[SHORT PROBLEM]
Every entry must be duplicated precisely as written.

[INPUT ROWS]

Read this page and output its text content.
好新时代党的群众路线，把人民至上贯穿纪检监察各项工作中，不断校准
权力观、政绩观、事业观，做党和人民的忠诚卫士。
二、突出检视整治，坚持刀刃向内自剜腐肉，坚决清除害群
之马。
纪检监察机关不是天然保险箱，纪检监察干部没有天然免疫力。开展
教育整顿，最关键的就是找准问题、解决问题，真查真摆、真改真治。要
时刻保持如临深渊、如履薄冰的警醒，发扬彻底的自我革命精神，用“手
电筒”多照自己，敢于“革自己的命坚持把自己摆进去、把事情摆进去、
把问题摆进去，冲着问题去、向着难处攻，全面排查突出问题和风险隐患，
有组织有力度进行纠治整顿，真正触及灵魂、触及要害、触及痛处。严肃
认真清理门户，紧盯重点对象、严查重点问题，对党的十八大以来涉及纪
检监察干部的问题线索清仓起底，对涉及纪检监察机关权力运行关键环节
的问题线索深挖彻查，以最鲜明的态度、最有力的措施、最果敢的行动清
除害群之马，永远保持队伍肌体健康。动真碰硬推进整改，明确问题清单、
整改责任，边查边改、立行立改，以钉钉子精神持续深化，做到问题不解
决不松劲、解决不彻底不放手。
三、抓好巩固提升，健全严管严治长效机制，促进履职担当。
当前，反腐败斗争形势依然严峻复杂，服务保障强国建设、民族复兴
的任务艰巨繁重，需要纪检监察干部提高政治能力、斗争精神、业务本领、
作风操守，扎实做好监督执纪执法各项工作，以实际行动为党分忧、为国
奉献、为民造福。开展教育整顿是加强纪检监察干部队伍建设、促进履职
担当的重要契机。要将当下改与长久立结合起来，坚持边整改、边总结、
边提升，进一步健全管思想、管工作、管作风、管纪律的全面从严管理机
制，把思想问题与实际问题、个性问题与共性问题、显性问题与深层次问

[RESPONSE TO THIS EXERCISE]
Read this page and output its text content.
好新时代党的群众路线，把人民至上贯穿纪检监察各项工作中，不断校准
权力观、政绩观、事业观，做党和人民的忠诚卫士。
二、突出检视整治，坚持刀刃向内自剜腐肉，坚决清除害群
之马。
纪检监察机关不是天然保险箱，纪检监察干部没有天然免疫力。开展
教育整顿，最关键的就是找准问题、解决问题，真查真摆、真改真治。要
时刻保持如临深渊、如履薄冰的警醒，发扬彻底的自我革命精神，用“手
电筒”多照自己，敢于“革自己的命坚持把自己摆进去、把事情摆进去、
把问题摆进去，冲着问题去、向着难处攻，全面排查突出问题和风险隐患，
有组织有力度进行纠治整顿，真正触及灵魂、触及要害、触及痛处。严肃
认真清理门户，紧盯重点对象、严查重点问题，对党的十八大以来涉及纪
检监察干部的问题线索清仓起底，对涉及纪检监察机关权力运行关键环节
的问题线索深挖彻查，以最鲜明的态度、最有力的措施、最果敢的行动清
除害群之马，永远保持队伍肌体健康。动真碰硬推进整改，明确问题清单、
整改责任，边查边改、立行立改，以钉钉子精神持续深化，做到问题不解
决不松劲、解决不彻底不放手。
三、抓好巩固提升，健全严管严治长效机制，促进履职担当。
当前，反腐败斗争形势依然严峻复杂，服务保障强国建设、民族复兴
的任务艰巨繁重，需要纪检监察干部提高政治能力、斗争精神、业务本领、
作风操守，扎实做好监督执纪执法各项工作，以实际行动为党分忧、为国
奉献、为民造福。开展教育整顿是加强纪检监察干部队伍建设、促进履职
担当的重要契机。要将当下改与长久立结合起来，坚持边整改、边总结、
边提升，进一步健全管思想、管工作、管作风、管纪律的全面从严管理机
制，把思想问题与实际问题、个性问题与共性问题、显性问题与深层次问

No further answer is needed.